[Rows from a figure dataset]
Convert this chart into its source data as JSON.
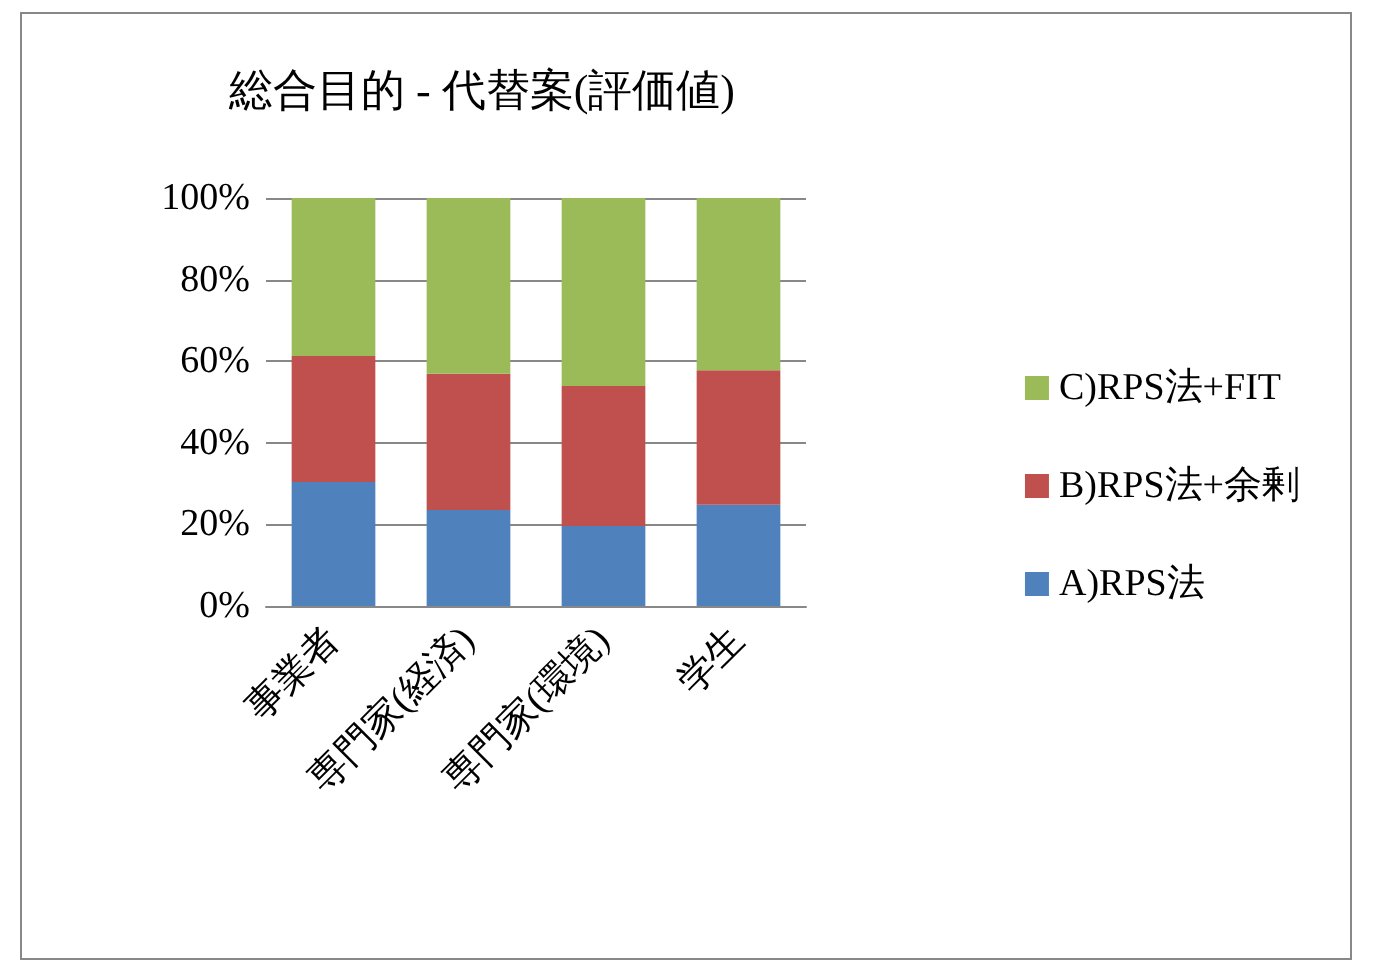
{
  "chart_data": {
    "type": "bar",
    "title": "総合目的 - 代替案(評価値)",
    "stacked": true,
    "categories": [
      "事業者",
      "専門家(経済)",
      "専門家(環境)",
      "学生"
    ],
    "series": [
      {
        "name": "A)RPS法",
        "color": "#4f81bd",
        "values": [
          30.4,
          23.5,
          19.6,
          24.8
        ]
      },
      {
        "name": "B)RPS法+余剰",
        "color": "#c0504d",
        "values": [
          30.9,
          33.4,
          34.3,
          33.0
        ]
      },
      {
        "name": "C)RPS法+FIT",
        "color": "#9bbb59",
        "values": [
          38.7,
          43.1,
          46.1,
          42.2
        ]
      }
    ],
    "ylim": [
      0,
      100
    ],
    "yticks": [
      {
        "value": 0,
        "label": "0%"
      },
      {
        "value": 20,
        "label": "20%"
      },
      {
        "value": 40,
        "label": "40%"
      },
      {
        "value": 60,
        "label": "60%"
      },
      {
        "value": 80,
        "label": "80%"
      },
      {
        "value": 100,
        "label": "100%"
      }
    ],
    "grid": "y",
    "legend": "right"
  }
}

**Aim:** Skip every picture and transcribe the data above exactly.

**The result:**
Convert this chart into its source data as JSON.
{
  "chart_data": {
    "type": "bar",
    "title": "総合目的 - 代替案(評価値)",
    "stacked": true,
    "categories": [
      "事業者",
      "専門家(経済)",
      "専門家(環境)",
      "学生"
    ],
    "series": [
      {
        "name": "A)RPS法",
        "color": "#4f81bd",
        "values": [
          30.4,
          23.5,
          19.6,
          24.8
        ]
      },
      {
        "name": "B)RPS法+余剰",
        "color": "#c0504d",
        "values": [
          30.9,
          33.4,
          34.3,
          33.0
        ]
      },
      {
        "name": "C)RPS法+FIT",
        "color": "#9bbb59",
        "values": [
          38.7,
          43.1,
          46.1,
          42.2
        ]
      }
    ],
    "ylim": [
      0,
      100
    ],
    "yticks": [
      {
        "value": 0,
        "label": "0%"
      },
      {
        "value": 20,
        "label": "20%"
      },
      {
        "value": 40,
        "label": "40%"
      },
      {
        "value": 60,
        "label": "60%"
      },
      {
        "value": 80,
        "label": "80%"
      },
      {
        "value": 100,
        "label": "100%"
      }
    ],
    "grid": "y",
    "legend": "right"
  }
}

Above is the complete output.